__WORK TO BE COMPLETED__. Pick every line from the data that holds the word "votes".

__GIVEN ENTRIES__.
_ _ _ _ _
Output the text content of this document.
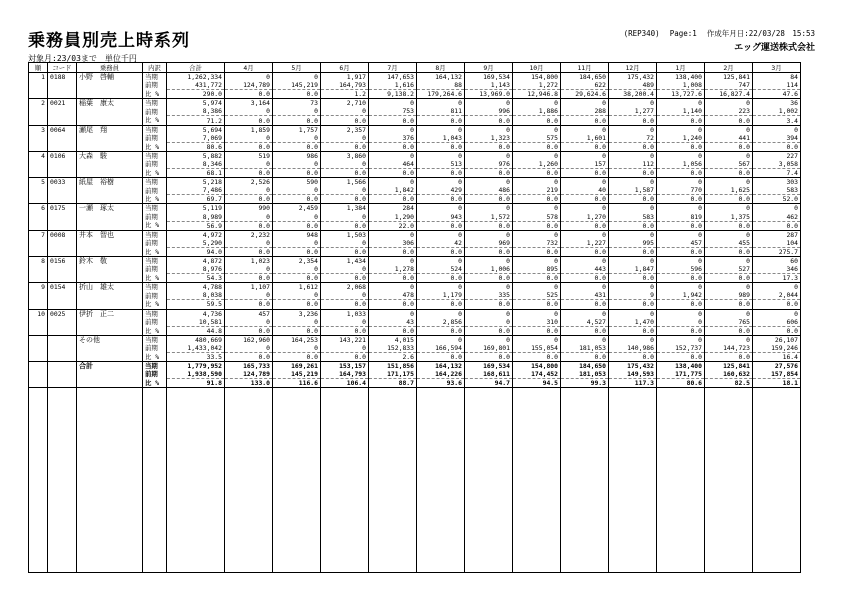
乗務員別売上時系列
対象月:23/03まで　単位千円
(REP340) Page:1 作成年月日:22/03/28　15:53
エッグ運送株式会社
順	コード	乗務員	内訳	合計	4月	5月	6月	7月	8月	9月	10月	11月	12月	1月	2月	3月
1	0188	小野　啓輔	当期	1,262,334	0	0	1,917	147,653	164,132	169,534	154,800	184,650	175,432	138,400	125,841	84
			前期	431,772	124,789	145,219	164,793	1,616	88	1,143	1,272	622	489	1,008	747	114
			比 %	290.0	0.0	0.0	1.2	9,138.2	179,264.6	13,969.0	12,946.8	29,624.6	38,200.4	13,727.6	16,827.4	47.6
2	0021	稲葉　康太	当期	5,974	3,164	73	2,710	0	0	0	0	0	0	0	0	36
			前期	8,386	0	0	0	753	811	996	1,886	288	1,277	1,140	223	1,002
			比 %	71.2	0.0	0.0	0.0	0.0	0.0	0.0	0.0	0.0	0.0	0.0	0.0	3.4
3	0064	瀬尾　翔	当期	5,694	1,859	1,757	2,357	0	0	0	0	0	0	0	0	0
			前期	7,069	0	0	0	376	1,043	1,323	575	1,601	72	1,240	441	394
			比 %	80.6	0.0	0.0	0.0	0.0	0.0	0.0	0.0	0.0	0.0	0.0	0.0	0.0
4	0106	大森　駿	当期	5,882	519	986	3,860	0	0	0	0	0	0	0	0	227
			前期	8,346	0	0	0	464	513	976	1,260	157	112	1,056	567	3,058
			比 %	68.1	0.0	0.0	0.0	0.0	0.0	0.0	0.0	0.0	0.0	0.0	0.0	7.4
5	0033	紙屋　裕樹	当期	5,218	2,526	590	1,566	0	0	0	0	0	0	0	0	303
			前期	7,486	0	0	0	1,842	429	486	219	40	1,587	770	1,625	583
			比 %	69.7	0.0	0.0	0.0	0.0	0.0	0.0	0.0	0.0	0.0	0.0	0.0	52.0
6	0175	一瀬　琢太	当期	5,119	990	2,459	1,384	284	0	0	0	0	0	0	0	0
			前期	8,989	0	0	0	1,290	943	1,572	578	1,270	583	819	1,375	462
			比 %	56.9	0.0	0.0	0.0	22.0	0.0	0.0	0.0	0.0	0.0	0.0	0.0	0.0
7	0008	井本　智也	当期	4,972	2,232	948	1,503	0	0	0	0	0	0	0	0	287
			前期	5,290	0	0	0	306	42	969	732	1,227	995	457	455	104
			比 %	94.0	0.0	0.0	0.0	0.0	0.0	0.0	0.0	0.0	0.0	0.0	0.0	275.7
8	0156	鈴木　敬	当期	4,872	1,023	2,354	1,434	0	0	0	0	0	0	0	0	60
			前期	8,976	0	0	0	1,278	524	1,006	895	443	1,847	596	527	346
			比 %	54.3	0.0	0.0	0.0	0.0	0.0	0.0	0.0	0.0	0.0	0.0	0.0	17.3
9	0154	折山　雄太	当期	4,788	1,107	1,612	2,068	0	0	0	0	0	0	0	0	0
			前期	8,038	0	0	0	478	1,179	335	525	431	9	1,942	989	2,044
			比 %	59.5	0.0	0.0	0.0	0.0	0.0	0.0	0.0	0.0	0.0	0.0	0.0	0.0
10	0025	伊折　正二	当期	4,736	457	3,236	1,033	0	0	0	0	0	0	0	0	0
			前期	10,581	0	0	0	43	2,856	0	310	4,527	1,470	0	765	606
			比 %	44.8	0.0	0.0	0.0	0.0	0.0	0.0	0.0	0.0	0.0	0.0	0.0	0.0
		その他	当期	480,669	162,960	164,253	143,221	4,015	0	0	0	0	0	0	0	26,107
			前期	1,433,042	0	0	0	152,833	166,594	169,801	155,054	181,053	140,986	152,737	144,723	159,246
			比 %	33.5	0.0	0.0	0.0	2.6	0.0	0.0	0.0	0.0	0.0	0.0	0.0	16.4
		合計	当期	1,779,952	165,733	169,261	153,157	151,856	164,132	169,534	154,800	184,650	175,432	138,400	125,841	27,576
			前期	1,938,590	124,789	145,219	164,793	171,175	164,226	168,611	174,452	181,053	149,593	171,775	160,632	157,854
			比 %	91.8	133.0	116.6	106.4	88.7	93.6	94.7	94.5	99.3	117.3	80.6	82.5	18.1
_ _ _ _ _
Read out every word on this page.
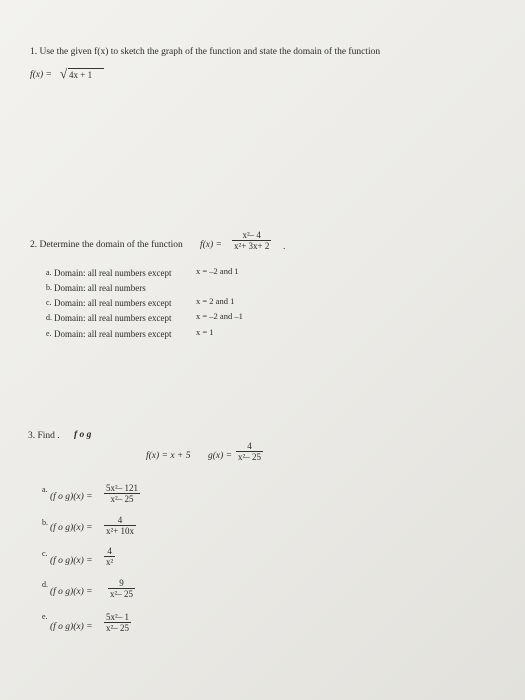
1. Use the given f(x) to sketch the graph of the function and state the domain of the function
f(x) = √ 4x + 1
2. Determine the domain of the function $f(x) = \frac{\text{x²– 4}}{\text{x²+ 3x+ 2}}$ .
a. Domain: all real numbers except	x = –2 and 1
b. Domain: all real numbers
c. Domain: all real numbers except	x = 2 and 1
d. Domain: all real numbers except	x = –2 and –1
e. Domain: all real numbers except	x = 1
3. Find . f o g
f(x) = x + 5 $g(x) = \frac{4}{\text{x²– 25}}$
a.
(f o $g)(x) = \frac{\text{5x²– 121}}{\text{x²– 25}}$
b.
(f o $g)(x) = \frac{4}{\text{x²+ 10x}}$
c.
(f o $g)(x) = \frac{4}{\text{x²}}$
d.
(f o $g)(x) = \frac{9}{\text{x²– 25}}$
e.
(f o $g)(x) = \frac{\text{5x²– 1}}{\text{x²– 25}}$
_ _ _ _ _
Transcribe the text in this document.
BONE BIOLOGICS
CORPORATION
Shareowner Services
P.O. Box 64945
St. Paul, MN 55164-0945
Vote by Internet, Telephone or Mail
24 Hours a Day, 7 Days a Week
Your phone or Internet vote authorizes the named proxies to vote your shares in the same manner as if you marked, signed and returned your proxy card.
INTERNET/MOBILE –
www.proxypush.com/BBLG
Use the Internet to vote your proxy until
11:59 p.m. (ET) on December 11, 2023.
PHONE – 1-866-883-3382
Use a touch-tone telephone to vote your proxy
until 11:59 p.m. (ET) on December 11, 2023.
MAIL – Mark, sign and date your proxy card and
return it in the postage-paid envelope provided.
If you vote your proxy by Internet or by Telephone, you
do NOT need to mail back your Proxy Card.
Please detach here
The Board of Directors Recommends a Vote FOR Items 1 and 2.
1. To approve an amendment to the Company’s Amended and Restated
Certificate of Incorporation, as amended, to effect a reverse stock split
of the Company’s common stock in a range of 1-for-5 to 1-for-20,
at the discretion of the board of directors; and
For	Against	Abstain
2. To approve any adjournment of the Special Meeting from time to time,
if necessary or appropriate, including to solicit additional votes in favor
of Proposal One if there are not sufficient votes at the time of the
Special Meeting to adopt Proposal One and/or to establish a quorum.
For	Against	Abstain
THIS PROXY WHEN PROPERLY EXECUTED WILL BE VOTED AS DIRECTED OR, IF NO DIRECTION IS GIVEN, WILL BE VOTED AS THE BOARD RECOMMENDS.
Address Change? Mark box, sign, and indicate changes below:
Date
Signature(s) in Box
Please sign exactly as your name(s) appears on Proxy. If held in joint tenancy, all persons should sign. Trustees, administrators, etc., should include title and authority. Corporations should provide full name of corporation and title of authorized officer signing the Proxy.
_ _ _ _ _
__RESPONSE TO THE EXERCISE__.
if necessary or appropriate, including to solicit additional votes in favor
of Proposal One if there are not sufficient votes at the time of the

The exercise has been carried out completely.